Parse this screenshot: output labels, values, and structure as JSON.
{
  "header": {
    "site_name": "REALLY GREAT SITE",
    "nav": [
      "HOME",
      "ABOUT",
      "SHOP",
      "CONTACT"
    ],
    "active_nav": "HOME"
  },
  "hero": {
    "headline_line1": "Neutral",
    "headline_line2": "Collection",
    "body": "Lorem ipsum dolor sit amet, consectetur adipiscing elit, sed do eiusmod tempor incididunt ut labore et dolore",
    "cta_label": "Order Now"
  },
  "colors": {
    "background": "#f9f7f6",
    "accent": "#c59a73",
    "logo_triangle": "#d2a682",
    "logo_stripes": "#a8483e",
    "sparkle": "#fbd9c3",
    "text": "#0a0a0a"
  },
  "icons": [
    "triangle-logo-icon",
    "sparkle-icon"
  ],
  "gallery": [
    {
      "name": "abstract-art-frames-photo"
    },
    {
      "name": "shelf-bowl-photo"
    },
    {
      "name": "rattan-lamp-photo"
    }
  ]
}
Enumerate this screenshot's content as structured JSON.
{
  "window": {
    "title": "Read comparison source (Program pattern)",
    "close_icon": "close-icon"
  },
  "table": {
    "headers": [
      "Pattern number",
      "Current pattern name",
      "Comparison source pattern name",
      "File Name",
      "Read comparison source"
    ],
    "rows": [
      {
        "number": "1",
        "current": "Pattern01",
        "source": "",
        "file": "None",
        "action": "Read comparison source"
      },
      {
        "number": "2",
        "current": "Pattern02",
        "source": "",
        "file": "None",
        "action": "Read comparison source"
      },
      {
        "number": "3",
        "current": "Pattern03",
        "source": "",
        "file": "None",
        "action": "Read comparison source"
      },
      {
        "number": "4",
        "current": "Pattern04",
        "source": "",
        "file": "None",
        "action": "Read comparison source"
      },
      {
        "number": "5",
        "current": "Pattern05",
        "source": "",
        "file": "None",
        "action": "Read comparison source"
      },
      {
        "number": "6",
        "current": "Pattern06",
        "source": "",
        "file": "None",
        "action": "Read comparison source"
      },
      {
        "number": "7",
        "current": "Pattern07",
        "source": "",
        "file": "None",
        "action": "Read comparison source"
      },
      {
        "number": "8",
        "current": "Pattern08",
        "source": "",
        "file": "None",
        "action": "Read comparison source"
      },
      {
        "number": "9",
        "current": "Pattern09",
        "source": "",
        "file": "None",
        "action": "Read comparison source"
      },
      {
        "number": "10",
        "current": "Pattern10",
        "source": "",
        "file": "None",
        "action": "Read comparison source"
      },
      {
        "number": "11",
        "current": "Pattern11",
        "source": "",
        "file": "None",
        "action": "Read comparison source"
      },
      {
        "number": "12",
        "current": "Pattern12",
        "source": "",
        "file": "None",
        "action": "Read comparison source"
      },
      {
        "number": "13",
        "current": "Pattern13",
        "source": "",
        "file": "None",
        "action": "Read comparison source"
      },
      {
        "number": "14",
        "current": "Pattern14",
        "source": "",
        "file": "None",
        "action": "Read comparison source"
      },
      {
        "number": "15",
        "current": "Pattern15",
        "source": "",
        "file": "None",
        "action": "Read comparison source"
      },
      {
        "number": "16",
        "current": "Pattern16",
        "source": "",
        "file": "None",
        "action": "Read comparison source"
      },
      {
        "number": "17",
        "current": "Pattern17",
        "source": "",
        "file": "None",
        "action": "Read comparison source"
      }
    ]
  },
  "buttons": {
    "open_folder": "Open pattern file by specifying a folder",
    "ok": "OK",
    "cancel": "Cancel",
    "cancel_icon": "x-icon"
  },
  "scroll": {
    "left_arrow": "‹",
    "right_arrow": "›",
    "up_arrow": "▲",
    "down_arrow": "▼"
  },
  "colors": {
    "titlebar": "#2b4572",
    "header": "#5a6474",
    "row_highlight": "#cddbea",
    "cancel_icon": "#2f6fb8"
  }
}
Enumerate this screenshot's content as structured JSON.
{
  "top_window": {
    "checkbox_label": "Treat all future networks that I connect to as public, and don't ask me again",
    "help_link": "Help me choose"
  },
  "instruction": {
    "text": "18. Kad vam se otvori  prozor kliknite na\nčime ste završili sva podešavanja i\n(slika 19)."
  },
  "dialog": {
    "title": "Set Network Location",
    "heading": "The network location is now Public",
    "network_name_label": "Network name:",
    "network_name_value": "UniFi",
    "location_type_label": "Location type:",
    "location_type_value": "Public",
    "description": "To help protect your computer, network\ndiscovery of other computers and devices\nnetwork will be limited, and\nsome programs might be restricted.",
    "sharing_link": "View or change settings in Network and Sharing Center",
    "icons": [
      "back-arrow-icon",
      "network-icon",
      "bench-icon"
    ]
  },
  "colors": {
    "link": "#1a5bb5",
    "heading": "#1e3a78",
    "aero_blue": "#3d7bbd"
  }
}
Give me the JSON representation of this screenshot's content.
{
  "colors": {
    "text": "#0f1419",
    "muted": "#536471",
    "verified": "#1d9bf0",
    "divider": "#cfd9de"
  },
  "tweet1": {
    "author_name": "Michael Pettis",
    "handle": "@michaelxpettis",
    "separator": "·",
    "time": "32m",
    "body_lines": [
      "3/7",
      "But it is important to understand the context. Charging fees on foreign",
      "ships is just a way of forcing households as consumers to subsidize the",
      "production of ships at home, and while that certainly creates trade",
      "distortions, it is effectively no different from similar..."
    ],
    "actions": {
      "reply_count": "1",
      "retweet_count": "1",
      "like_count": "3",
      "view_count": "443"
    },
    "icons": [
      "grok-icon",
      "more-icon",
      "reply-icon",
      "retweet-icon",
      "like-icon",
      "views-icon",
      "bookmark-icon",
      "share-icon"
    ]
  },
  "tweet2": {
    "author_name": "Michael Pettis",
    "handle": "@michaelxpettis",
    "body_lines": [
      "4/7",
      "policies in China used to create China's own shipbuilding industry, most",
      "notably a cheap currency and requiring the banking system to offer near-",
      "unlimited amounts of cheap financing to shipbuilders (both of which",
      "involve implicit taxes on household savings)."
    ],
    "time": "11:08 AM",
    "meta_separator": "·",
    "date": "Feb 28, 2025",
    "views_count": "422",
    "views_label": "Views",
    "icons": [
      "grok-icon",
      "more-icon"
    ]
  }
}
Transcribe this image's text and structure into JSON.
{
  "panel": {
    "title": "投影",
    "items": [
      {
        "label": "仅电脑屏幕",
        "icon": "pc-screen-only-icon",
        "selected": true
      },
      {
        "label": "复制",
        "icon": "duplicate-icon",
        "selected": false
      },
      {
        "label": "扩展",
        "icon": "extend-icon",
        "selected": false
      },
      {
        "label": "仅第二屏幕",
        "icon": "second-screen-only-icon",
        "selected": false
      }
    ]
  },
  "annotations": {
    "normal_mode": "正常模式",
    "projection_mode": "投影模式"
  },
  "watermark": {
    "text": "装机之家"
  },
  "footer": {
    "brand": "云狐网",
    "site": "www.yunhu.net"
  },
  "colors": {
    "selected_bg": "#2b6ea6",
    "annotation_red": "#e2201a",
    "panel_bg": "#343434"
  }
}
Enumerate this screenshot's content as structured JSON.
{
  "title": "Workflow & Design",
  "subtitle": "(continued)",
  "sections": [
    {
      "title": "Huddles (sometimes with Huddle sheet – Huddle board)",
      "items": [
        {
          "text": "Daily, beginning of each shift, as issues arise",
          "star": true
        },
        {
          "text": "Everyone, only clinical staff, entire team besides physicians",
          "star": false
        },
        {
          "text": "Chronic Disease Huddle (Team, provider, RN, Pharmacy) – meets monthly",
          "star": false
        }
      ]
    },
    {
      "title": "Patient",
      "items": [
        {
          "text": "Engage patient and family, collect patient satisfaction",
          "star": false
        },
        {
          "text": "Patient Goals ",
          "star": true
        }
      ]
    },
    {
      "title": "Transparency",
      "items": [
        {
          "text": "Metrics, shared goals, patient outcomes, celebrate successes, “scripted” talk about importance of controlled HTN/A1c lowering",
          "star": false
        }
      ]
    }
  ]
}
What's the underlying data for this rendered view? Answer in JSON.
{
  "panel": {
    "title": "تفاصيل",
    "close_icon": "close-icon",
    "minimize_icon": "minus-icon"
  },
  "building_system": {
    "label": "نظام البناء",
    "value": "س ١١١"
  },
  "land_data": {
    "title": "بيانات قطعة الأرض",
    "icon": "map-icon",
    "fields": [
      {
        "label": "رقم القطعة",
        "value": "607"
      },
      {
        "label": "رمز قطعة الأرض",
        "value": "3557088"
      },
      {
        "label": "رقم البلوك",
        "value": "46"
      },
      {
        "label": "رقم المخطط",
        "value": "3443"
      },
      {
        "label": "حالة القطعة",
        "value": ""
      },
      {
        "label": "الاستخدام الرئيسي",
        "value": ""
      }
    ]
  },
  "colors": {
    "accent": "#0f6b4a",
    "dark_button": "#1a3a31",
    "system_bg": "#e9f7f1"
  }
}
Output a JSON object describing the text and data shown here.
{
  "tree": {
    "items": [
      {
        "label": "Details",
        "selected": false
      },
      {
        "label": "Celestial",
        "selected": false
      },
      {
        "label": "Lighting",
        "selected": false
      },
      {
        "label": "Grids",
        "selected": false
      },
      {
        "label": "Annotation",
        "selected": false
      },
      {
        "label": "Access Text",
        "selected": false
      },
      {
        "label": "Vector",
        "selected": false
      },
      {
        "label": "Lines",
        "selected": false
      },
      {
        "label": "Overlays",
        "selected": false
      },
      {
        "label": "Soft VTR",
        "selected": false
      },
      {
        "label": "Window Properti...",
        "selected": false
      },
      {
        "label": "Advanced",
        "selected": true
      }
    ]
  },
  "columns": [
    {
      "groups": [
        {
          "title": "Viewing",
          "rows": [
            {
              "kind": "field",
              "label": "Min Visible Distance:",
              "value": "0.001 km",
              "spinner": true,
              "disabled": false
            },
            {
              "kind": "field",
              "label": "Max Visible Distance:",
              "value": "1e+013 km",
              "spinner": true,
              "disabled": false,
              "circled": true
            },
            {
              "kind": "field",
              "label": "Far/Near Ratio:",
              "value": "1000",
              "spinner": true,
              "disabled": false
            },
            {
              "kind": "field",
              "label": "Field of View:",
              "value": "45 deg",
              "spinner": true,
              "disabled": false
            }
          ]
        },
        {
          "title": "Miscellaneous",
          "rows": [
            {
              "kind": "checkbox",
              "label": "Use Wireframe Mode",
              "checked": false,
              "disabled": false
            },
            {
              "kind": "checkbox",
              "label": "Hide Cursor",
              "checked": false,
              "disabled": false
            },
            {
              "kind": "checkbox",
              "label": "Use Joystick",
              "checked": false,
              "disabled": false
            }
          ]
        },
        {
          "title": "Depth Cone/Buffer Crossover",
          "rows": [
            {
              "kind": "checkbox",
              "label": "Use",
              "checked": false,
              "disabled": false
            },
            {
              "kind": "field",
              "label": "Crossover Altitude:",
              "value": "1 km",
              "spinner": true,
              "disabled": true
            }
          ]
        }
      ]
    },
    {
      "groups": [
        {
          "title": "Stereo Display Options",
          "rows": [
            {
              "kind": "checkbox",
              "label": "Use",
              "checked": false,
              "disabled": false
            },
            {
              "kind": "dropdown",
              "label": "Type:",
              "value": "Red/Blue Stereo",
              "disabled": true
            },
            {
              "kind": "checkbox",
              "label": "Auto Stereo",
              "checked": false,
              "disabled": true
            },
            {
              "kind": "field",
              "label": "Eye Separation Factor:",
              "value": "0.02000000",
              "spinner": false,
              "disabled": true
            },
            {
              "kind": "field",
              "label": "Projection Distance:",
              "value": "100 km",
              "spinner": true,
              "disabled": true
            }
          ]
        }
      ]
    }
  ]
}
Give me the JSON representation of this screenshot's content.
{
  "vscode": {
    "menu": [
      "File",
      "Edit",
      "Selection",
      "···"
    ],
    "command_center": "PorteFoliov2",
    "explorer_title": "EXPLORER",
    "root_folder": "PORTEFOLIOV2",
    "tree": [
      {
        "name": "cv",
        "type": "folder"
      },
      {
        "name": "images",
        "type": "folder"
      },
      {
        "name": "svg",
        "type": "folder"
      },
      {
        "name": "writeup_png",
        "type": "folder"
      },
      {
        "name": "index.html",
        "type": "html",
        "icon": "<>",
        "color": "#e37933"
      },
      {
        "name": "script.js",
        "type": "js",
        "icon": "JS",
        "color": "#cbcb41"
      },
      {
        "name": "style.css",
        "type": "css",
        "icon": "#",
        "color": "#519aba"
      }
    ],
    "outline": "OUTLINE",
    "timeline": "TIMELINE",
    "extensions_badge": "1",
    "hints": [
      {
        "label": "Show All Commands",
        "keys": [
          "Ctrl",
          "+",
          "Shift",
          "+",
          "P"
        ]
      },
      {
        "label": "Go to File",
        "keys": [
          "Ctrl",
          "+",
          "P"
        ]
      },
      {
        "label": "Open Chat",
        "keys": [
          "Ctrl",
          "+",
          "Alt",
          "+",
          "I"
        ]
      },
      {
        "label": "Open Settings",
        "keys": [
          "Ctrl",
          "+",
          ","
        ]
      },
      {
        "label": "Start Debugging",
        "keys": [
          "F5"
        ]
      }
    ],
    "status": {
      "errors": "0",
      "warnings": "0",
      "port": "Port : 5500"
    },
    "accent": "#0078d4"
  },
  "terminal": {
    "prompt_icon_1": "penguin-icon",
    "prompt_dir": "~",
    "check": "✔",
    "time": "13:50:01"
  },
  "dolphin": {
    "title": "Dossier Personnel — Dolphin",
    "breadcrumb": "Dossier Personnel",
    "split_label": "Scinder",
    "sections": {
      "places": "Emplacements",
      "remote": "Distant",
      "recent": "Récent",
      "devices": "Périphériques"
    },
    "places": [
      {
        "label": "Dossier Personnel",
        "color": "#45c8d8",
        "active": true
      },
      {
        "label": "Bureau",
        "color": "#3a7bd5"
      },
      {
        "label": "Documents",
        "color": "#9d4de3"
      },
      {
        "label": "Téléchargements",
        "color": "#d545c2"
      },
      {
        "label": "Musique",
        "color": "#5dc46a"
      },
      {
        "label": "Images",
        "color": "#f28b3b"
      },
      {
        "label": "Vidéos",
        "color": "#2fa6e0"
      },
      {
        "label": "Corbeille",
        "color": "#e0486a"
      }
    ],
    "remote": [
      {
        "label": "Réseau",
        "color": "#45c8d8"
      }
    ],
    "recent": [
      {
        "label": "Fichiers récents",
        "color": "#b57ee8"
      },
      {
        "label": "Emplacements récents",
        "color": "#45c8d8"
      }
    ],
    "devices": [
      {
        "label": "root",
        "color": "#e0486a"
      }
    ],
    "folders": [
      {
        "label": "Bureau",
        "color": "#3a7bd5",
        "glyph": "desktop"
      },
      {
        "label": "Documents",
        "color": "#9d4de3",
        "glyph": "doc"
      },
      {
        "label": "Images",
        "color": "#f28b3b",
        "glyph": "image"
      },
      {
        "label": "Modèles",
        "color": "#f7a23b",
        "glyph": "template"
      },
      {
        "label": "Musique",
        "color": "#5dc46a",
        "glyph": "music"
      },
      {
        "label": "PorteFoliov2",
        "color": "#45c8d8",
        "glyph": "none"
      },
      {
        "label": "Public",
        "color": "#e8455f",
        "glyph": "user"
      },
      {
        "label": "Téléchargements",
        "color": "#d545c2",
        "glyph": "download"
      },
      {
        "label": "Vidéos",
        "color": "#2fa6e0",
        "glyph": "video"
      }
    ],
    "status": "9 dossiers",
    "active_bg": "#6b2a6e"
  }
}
+++
Direction: Where a line of the records above holds the word "photo", copy that line.

Answer to the problem:
      "name": "abstract-art-frames-photo"
      "name": "shelf-bowl-photo"
      "name": "rattan-lamp-photo"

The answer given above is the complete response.